EXERCISE PROMPT:
Return the lines where the word "Slip" occurs.

RECORDS SUPPLIED:
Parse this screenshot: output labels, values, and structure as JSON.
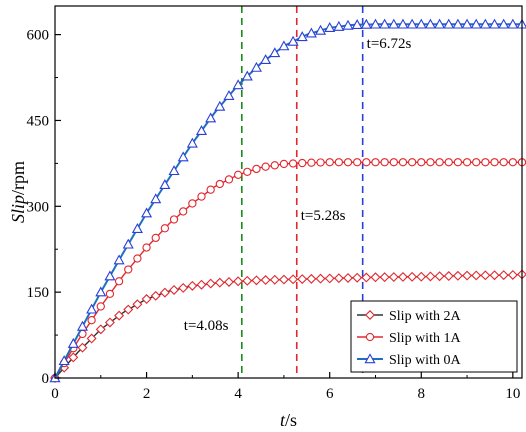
{
  "chart_data": {
    "type": "line",
    "xlabel_italic": "t",
    "xlabel_unit": "/s",
    "ylabel_italic": "Slip",
    "ylabel_unit": "/rpm",
    "xlim": [
      0,
      10.2
    ],
    "ylim": [
      0,
      650
    ],
    "xticks": [
      0,
      2,
      4,
      6,
      8,
      10
    ],
    "yticks": [
      0,
      150,
      300,
      450,
      600
    ],
    "grid": false,
    "legend_position": "bottom-right",
    "vlines": [
      {
        "x": 4.08,
        "color": "#1a8a1a",
        "label": "t=4.08s"
      },
      {
        "x": 5.28,
        "color": "#e0282e",
        "label": "t=5.28s"
      },
      {
        "x": 6.72,
        "color": "#2a3fd6",
        "label": "t=6.72s"
      }
    ],
    "series": [
      {
        "name": "Slip with 2A",
        "color": "#e0282e",
        "line_color": "#333333",
        "marker": "diamond",
        "points": [
          [
            0,
            0
          ],
          [
            0.5,
            45
          ],
          [
            1,
            85
          ],
          [
            1.5,
            115
          ],
          [
            2,
            138
          ],
          [
            2.5,
            152
          ],
          [
            3,
            161
          ],
          [
            3.5,
            166
          ],
          [
            4,
            169
          ],
          [
            4.5,
            171
          ],
          [
            5,
            172
          ],
          [
            6,
            174
          ],
          [
            7,
            176
          ],
          [
            8,
            177
          ],
          [
            9,
            179
          ],
          [
            10,
            180
          ],
          [
            10.2,
            181
          ]
        ]
      },
      {
        "name": "Slip with 1A",
        "color": "#e0282e",
        "line_color": "#e0282e",
        "marker": "circle",
        "points": [
          [
            0,
            0
          ],
          [
            0.5,
            65
          ],
          [
            1,
            125
          ],
          [
            1.5,
            180
          ],
          [
            2,
            228
          ],
          [
            2.5,
            270
          ],
          [
            3,
            305
          ],
          [
            3.5,
            335
          ],
          [
            4,
            355
          ],
          [
            4.5,
            368
          ],
          [
            5,
            374
          ],
          [
            5.5,
            376
          ],
          [
            6,
            377
          ],
          [
            7,
            377
          ],
          [
            8,
            377
          ],
          [
            9,
            377
          ],
          [
            10,
            377
          ],
          [
            10.2,
            377
          ]
        ]
      },
      {
        "name": "Slip with 0A",
        "color": "#2a3fd6",
        "line_color": "#1f6fc0",
        "marker": "triangle",
        "points": [
          [
            0,
            0
          ],
          [
            0.5,
            75
          ],
          [
            1,
            150
          ],
          [
            1.5,
            220
          ],
          [
            2,
            288
          ],
          [
            2.5,
            350
          ],
          [
            3,
            410
          ],
          [
            3.5,
            465
          ],
          [
            4,
            512
          ],
          [
            4.5,
            550
          ],
          [
            5,
            580
          ],
          [
            5.5,
            600
          ],
          [
            6,
            612
          ],
          [
            6.5,
            617
          ],
          [
            7,
            618
          ],
          [
            8,
            618
          ],
          [
            9,
            618
          ],
          [
            10,
            618
          ],
          [
            10.2,
            618
          ]
        ]
      }
    ]
  }
}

EXERCISE RESULT:
    "ylabel_italic": "Slip",
        "name": "Slip with 2A",
        "name": "Slip with 1A",
        "name": "Slip with 0A",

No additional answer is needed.